◆ What to do: Work out the number of lines in the listing that include the string "true". Reply with that number alone.

——————

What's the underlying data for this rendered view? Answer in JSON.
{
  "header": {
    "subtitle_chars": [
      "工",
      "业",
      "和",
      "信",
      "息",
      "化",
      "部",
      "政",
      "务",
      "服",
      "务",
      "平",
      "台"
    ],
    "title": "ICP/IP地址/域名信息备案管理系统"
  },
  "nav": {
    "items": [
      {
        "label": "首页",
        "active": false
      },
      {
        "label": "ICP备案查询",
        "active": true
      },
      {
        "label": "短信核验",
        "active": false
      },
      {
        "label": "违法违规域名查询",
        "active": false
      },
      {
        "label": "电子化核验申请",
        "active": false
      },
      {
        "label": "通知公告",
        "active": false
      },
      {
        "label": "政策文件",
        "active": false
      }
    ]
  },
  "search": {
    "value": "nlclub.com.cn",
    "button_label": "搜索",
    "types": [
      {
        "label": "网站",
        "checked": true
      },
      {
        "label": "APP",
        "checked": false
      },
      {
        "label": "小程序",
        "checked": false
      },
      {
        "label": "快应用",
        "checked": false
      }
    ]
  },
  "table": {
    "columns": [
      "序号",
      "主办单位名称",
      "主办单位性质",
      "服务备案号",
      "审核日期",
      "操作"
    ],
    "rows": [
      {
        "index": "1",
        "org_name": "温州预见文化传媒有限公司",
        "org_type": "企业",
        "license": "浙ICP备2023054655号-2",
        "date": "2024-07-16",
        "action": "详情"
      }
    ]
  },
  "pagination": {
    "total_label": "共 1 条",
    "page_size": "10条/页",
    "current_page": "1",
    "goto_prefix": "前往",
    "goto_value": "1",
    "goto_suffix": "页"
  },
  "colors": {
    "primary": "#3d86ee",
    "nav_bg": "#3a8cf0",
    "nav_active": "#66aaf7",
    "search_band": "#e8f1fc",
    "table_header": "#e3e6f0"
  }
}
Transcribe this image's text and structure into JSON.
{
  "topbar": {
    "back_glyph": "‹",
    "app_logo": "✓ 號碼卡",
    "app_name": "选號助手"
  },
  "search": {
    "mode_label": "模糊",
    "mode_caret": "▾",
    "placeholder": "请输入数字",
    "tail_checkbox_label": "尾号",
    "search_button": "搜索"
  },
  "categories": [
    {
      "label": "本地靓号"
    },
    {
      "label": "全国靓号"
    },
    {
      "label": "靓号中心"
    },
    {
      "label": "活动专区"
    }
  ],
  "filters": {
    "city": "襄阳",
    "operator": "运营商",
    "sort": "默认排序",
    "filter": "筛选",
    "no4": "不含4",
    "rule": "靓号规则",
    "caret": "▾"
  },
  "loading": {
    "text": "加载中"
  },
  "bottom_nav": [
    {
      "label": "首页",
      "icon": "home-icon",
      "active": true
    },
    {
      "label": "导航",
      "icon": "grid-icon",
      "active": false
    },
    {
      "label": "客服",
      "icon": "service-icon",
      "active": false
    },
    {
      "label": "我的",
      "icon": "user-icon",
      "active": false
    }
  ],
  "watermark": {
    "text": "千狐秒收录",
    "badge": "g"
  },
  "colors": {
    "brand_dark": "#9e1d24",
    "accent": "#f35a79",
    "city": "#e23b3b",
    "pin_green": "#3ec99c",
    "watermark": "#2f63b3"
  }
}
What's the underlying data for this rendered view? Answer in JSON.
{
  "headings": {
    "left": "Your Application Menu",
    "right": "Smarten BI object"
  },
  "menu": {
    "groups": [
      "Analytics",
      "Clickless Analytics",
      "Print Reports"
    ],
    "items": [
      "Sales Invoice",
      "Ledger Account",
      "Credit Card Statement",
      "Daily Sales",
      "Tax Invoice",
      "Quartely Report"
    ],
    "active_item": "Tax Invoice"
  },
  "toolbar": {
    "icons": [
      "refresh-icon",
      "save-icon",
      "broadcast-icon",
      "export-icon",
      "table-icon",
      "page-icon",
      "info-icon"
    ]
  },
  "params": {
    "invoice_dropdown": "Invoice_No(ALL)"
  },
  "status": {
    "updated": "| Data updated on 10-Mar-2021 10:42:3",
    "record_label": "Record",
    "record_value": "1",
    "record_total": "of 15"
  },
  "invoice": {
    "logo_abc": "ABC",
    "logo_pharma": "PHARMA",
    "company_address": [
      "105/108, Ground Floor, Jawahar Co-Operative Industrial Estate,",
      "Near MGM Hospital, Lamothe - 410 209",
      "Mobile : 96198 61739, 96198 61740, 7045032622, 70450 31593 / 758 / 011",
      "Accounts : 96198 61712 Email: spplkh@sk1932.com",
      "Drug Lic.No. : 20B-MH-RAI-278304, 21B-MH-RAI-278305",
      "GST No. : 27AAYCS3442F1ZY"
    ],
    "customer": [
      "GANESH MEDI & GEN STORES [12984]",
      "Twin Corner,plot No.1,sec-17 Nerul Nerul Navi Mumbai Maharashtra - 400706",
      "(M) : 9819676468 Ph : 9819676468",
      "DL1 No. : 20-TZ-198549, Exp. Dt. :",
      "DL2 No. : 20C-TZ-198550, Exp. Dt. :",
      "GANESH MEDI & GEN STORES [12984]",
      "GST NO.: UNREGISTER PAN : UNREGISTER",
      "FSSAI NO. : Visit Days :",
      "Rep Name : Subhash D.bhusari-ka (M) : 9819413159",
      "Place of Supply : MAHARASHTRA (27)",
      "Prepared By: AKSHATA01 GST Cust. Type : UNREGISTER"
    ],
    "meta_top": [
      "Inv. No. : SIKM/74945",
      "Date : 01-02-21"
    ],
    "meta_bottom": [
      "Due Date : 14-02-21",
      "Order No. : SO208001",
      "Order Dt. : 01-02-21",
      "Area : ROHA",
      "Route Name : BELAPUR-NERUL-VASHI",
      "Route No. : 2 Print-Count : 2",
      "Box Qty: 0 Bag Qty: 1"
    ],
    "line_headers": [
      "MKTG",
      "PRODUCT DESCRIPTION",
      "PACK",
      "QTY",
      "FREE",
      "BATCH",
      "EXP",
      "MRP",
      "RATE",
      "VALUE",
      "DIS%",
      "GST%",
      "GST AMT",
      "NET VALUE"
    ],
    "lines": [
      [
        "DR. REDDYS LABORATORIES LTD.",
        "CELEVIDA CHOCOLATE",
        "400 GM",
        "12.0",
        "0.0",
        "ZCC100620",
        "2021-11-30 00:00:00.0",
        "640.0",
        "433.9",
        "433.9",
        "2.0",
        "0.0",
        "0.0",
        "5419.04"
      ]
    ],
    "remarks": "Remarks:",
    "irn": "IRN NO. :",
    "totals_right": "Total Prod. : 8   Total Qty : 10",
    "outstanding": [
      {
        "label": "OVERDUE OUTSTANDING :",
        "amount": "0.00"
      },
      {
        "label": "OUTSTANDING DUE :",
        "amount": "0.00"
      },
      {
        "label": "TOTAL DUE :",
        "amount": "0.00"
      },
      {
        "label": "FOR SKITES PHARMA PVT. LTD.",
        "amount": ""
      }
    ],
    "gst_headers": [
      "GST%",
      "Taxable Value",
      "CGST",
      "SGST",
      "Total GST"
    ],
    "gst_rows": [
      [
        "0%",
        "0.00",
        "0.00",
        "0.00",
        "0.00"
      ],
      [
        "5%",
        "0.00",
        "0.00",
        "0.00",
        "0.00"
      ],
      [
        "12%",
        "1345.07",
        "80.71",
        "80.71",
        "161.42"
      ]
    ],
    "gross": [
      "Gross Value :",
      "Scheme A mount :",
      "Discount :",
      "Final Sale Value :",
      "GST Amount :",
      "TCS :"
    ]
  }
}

——————

◆ Worked solution: 3